■ Data supplied:

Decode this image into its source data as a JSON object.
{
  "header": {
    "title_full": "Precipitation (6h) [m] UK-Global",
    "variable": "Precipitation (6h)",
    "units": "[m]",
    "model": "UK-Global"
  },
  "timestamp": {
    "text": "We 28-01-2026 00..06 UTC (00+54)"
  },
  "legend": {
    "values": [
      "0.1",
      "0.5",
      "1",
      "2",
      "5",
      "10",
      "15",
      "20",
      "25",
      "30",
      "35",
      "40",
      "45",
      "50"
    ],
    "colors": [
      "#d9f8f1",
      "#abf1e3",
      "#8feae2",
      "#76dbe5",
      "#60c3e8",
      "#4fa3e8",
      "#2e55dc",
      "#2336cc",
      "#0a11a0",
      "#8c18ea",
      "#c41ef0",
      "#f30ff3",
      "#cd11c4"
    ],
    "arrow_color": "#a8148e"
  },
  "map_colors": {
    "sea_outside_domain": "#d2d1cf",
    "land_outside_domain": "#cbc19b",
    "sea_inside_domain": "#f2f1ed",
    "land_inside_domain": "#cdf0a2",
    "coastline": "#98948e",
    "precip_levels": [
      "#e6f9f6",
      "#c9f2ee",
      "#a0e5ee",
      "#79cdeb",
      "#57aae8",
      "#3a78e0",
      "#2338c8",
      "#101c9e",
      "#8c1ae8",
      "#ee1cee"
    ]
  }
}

■ What you will do: Gather from the records above every line containing the string "Global".

■ Task solution:
    "title_full": "Precipitation (6h) [m] UK-Global",
    "model": "UK-Global"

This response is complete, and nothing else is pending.